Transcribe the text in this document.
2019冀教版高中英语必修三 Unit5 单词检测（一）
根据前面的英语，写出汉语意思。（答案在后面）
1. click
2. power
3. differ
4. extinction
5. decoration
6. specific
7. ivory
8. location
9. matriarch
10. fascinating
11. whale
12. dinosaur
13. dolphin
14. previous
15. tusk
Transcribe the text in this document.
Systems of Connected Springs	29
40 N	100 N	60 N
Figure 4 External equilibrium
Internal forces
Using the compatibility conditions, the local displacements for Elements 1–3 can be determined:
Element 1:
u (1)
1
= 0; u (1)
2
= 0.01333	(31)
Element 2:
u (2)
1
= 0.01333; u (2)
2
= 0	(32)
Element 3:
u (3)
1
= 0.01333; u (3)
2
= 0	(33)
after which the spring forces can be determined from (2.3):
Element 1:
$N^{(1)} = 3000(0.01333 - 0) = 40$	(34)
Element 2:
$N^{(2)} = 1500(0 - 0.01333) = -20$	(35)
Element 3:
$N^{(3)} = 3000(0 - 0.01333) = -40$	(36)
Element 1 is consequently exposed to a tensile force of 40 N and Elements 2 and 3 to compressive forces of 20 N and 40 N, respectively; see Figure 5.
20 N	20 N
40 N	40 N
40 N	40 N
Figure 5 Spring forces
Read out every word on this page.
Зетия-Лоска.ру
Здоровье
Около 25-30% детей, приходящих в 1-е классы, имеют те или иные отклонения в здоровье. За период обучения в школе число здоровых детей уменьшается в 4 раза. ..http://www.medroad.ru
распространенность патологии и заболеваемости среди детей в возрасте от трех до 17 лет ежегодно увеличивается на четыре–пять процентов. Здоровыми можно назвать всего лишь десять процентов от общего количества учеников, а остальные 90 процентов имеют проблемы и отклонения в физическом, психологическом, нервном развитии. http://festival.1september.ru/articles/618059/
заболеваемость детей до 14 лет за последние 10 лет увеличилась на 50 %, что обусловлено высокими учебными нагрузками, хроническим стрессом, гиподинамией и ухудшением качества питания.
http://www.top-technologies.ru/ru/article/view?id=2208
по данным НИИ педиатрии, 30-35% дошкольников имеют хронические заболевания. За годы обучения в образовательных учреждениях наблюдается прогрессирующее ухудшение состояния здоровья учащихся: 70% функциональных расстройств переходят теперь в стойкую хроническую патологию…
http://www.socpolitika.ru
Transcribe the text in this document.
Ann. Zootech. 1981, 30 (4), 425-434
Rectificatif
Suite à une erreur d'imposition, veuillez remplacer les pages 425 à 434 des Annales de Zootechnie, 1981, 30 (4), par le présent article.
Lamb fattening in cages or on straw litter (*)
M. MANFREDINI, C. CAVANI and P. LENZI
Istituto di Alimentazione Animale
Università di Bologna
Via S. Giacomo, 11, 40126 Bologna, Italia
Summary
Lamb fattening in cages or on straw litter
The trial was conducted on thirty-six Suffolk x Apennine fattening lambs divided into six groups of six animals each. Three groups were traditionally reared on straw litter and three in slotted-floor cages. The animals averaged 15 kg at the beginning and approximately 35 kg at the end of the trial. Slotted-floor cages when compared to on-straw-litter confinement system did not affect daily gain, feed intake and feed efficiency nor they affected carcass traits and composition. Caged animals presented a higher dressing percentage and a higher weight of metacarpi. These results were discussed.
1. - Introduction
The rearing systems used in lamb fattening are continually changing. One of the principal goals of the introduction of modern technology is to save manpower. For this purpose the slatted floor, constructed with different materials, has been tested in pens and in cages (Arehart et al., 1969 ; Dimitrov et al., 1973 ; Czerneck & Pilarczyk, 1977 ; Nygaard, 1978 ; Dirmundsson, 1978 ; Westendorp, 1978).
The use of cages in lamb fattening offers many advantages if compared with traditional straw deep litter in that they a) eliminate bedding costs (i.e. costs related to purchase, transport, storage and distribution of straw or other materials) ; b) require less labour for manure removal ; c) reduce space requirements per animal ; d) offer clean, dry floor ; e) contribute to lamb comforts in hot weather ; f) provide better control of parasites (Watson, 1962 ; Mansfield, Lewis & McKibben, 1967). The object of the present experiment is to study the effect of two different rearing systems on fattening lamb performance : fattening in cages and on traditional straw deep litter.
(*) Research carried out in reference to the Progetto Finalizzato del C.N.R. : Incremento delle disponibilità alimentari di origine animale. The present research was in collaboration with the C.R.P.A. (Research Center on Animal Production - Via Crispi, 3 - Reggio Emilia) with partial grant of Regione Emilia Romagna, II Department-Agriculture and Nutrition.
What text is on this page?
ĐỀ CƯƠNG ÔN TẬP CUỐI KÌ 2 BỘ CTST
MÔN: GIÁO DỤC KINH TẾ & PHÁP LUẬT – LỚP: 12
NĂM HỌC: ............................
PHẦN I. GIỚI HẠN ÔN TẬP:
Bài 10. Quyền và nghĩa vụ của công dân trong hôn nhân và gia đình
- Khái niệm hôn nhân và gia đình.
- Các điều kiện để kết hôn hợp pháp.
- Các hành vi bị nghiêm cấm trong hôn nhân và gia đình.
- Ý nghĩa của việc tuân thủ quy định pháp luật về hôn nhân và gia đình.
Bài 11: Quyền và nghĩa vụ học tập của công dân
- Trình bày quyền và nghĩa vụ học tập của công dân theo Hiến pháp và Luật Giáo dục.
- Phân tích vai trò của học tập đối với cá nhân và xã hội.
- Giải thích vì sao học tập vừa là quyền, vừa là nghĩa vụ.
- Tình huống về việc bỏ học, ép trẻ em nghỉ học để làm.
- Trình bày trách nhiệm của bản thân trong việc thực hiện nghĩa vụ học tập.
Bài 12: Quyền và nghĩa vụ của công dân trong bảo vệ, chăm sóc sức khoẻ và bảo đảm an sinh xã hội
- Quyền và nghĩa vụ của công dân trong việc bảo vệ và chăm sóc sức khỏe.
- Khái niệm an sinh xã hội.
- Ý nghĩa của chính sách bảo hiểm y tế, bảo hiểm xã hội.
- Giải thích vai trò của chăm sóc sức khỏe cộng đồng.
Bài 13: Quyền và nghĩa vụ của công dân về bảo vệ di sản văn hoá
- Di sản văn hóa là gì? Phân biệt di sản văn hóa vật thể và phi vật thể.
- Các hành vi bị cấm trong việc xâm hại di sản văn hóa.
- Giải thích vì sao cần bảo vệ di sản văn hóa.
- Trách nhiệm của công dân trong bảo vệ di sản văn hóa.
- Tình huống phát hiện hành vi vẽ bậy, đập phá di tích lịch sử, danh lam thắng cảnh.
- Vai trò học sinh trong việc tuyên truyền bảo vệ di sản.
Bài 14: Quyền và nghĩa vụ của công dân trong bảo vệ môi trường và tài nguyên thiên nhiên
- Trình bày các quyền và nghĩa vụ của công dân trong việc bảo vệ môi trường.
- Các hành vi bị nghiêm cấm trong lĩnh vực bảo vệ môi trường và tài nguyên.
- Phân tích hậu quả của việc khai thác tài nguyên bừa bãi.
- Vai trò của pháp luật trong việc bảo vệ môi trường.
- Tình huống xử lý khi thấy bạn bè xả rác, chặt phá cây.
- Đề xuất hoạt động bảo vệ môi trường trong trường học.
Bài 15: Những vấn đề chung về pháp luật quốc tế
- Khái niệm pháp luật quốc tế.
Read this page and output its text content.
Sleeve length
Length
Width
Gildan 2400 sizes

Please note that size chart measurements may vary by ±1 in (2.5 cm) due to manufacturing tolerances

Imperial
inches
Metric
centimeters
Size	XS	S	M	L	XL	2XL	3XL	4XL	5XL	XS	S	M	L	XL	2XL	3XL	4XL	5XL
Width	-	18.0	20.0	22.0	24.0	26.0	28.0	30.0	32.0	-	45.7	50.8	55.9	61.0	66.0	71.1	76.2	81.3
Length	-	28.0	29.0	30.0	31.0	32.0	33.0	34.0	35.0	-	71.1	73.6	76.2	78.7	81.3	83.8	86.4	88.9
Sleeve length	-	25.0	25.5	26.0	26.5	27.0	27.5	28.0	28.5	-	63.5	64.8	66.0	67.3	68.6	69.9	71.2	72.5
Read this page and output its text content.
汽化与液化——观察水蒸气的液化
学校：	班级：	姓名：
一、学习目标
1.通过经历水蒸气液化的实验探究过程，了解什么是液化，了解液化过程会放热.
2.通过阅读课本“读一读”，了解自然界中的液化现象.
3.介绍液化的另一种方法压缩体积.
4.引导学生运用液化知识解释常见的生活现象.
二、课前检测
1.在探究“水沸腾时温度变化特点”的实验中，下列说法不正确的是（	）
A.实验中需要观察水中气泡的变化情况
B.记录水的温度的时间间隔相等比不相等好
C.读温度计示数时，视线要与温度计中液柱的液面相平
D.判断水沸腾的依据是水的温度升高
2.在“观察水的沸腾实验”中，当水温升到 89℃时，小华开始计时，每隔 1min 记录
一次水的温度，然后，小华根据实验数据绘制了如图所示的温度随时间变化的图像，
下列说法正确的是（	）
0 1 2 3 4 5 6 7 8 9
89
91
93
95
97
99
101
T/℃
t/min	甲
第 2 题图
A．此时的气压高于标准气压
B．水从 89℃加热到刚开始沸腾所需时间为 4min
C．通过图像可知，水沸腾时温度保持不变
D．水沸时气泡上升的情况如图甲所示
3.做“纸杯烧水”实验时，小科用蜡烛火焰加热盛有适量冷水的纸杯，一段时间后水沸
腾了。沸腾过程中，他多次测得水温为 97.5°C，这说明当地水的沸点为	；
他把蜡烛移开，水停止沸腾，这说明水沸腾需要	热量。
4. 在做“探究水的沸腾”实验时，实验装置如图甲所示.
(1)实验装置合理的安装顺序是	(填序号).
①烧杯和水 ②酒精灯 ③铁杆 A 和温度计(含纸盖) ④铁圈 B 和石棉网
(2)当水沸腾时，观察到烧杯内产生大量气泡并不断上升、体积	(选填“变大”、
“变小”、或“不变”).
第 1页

........

Select and copy every line from the records that includes the word "http".

## RESULT OF THIS TASK
Около 25-30% детей, приходящих в 1-е классы, имеют те или иные отклонения в здоровье. За период обучения в школе число здоровых детей уменьшается в 4 раза. ..http://www.medroad.ru
распространенность патологии и заболеваемости среди детей в возрасте от трех до 17 лет ежегодно увеличивается на четыре–пять процентов. Здоровыми можно назвать всего лишь десять процентов от общего количества учеников, а остальные 90 процентов имеют проблемы и отклонения в физическом, психологическом, нервном развитии. http://festival.1september.ru/articles/618059/
http://www.top-technologies.ru/ru/article/view?id=2208
http://www.socpolitika.ru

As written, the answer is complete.